=== What you have to do ===
Within the data below, copy each line where the string "Plans" is found.

=== Material for the task ===

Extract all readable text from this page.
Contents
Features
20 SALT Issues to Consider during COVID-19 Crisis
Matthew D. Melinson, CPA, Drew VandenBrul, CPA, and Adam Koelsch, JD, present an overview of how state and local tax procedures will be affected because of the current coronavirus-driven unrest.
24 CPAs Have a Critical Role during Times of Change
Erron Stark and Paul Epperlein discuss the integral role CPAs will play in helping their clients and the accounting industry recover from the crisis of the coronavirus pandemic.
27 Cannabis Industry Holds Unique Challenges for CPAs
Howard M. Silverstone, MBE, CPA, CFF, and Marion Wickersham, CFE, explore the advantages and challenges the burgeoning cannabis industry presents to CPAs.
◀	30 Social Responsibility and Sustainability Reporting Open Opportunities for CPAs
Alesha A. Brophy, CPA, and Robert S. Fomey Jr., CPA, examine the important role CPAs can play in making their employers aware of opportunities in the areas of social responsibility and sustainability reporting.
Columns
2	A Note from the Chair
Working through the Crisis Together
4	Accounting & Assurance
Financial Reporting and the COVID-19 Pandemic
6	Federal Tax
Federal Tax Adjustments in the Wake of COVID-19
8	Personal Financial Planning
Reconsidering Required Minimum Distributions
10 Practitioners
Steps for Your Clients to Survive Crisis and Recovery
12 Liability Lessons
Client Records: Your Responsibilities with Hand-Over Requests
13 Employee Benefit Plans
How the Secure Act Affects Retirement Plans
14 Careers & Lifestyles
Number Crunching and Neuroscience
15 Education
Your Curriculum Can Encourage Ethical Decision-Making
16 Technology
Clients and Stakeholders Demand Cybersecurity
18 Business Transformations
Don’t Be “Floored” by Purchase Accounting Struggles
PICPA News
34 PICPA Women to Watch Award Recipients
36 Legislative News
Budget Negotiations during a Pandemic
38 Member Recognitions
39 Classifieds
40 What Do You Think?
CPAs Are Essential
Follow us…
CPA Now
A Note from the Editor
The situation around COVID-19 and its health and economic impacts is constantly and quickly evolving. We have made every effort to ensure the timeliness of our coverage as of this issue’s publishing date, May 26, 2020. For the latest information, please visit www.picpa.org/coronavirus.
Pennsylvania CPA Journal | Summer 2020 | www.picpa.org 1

=== Answer to the exercise ===
13 Employee Benefit Plans
How the Secure Act Affects Retirement Plans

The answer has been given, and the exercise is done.